■ Aim of the task ■
Keep every line where the word "dashed" appears; drop the rest.

■ Records about charts and figures ■
----------

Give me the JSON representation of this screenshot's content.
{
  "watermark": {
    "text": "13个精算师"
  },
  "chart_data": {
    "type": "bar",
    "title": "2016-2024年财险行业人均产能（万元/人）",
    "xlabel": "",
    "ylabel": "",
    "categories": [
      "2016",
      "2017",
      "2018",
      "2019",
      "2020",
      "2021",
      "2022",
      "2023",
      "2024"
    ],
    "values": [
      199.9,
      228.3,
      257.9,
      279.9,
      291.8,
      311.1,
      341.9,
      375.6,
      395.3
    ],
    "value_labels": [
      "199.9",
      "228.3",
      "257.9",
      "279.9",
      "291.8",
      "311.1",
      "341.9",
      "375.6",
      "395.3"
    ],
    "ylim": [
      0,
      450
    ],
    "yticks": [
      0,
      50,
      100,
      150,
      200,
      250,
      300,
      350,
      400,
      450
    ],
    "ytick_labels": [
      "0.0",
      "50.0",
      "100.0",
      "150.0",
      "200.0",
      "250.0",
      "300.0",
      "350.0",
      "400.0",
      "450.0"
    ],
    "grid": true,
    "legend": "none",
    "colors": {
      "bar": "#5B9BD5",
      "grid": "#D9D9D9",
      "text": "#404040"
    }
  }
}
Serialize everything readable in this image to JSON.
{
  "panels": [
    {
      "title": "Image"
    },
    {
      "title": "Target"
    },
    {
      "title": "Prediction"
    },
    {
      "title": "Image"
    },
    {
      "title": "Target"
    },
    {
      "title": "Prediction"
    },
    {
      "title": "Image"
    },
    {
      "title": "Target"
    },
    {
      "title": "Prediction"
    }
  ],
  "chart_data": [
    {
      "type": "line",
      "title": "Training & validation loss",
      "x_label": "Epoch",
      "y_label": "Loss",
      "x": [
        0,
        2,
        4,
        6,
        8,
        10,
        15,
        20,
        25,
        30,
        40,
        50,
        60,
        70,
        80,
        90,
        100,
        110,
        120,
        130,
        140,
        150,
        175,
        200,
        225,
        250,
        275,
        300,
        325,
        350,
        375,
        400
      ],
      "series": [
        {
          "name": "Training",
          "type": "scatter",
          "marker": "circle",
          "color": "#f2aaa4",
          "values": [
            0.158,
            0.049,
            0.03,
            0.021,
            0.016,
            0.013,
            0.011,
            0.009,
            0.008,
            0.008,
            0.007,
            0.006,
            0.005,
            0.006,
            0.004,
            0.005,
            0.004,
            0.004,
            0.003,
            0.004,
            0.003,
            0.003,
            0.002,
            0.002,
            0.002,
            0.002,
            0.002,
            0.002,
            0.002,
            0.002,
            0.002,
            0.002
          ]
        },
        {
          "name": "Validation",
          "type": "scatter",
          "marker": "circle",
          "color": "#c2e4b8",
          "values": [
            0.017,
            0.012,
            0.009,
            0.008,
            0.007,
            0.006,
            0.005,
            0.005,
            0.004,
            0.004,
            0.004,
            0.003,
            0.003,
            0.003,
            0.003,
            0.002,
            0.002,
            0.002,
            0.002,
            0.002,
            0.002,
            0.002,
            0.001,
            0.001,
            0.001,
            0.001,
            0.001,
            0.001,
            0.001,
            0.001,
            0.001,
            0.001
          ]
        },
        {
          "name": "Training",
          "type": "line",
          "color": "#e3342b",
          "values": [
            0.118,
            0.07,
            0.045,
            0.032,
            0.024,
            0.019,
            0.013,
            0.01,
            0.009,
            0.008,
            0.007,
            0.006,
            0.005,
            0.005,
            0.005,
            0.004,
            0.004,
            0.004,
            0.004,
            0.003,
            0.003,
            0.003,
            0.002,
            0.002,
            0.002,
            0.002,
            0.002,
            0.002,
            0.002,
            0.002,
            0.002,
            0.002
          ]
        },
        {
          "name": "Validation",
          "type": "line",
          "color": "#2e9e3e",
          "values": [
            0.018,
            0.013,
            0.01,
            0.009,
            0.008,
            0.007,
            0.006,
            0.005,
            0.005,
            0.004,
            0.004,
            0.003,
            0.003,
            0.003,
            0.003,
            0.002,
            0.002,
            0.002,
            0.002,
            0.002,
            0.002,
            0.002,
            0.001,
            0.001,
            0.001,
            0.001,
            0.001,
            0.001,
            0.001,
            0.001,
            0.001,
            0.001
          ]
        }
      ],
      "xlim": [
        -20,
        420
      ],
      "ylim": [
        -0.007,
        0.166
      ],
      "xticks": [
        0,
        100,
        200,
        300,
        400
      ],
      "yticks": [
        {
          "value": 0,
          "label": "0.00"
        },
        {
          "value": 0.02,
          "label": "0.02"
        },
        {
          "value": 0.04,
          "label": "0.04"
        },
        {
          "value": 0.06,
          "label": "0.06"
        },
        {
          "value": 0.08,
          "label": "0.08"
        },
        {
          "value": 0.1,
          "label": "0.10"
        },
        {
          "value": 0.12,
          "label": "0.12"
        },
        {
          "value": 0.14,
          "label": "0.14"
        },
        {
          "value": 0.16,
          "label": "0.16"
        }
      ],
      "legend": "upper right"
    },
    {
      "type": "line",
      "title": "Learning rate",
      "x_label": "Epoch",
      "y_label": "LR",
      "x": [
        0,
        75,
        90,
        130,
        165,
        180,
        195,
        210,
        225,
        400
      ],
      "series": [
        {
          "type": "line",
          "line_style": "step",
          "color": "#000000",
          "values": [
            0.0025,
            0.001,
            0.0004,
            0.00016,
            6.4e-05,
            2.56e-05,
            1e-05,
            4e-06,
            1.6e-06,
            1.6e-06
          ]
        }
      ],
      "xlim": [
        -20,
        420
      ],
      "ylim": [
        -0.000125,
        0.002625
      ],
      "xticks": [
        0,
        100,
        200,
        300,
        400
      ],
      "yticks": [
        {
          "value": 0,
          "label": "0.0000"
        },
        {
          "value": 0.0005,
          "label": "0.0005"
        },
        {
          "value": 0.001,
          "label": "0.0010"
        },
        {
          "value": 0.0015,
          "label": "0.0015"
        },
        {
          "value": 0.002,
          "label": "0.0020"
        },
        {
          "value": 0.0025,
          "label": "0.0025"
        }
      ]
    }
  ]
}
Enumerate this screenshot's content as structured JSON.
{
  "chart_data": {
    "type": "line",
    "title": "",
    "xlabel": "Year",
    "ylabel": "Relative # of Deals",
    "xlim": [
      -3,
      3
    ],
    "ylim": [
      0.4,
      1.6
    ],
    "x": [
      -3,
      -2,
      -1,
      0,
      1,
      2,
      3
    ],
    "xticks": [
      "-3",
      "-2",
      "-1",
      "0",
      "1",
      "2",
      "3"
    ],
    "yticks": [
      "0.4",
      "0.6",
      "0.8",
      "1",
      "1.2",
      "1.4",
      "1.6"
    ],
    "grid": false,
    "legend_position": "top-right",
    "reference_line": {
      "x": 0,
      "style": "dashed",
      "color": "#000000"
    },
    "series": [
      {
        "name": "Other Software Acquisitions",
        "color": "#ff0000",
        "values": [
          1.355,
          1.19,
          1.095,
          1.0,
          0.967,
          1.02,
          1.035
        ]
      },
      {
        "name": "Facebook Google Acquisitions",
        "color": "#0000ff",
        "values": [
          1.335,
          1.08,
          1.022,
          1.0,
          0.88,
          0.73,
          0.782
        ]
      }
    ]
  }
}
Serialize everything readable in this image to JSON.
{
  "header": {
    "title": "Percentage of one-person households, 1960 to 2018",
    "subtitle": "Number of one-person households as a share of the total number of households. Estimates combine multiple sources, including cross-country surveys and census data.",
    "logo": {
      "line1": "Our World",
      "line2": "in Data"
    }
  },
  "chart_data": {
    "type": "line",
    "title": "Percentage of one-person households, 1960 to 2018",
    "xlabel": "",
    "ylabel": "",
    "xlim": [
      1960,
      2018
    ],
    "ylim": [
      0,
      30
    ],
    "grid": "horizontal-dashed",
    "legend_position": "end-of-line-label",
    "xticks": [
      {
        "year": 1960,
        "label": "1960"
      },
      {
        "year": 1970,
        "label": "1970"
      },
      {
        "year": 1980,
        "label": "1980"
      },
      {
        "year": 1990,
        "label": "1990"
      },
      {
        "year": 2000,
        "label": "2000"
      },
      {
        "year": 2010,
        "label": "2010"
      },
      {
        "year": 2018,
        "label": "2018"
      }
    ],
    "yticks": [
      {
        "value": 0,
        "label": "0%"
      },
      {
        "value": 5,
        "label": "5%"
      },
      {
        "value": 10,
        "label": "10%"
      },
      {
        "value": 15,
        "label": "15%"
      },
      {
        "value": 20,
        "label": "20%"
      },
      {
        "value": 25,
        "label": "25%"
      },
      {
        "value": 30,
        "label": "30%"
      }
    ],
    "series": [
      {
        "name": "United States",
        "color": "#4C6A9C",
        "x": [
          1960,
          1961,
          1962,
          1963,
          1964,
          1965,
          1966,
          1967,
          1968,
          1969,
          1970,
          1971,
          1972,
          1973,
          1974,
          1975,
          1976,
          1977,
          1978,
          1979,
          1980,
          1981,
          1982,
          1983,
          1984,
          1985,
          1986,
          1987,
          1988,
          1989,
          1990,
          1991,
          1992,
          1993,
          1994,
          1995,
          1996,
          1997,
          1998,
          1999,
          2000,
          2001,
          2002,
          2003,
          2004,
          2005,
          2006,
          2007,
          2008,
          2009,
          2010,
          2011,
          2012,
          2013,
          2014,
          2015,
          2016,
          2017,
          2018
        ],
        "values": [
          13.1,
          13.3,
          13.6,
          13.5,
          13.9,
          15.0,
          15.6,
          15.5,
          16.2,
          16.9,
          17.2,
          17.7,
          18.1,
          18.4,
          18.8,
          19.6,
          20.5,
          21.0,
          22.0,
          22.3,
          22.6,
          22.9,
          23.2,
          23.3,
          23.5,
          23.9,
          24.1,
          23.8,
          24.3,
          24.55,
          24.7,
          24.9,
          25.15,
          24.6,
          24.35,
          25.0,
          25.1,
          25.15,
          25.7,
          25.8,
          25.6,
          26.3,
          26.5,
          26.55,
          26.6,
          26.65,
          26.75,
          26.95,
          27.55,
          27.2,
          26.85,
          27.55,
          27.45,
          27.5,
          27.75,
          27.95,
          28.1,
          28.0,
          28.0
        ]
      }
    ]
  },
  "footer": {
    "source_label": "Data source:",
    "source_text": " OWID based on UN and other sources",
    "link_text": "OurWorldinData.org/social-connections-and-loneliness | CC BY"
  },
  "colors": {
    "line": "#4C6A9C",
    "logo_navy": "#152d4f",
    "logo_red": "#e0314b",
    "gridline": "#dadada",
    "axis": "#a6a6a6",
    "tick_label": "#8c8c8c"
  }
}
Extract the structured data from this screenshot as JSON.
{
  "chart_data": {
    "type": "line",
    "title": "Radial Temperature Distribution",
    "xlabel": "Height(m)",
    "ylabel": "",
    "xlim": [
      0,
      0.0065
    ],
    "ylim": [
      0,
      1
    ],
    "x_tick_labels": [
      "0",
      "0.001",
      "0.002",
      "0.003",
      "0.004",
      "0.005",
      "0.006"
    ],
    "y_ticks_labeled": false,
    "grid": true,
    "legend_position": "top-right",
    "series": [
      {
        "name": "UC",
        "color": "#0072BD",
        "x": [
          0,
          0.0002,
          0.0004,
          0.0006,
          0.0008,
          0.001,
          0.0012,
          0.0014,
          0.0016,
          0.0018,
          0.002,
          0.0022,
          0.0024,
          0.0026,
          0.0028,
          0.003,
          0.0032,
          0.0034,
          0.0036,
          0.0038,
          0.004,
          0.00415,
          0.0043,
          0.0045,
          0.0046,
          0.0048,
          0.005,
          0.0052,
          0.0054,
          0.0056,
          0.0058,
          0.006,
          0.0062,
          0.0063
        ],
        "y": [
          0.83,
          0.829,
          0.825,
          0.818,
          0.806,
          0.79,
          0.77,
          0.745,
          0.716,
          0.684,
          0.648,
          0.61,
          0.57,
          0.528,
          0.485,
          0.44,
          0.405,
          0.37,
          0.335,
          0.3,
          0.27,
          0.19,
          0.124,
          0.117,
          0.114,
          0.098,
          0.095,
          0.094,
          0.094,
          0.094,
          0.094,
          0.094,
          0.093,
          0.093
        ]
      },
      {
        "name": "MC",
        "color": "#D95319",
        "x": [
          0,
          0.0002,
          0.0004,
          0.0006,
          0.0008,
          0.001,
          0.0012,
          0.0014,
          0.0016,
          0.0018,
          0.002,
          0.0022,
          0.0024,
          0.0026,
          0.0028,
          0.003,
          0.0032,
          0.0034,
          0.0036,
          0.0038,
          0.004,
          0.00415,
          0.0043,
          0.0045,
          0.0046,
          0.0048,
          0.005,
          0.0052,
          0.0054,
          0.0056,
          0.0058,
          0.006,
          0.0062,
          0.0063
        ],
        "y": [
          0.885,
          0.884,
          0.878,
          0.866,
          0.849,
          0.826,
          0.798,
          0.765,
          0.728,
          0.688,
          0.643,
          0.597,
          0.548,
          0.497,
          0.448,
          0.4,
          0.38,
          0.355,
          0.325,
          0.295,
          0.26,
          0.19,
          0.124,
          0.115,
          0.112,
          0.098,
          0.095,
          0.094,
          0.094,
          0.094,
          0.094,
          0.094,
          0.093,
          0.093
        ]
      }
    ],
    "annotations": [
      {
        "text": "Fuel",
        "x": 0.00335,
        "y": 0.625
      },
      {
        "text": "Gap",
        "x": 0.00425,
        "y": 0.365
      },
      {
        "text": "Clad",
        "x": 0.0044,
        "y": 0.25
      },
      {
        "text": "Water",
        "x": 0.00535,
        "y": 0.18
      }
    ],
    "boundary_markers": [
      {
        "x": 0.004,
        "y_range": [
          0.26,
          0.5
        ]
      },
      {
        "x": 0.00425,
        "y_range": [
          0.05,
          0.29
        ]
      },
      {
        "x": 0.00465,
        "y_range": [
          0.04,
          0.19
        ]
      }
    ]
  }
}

----------

■ Finished task ■
      "style": "dashed",
    "grid": "horizontal-dashed",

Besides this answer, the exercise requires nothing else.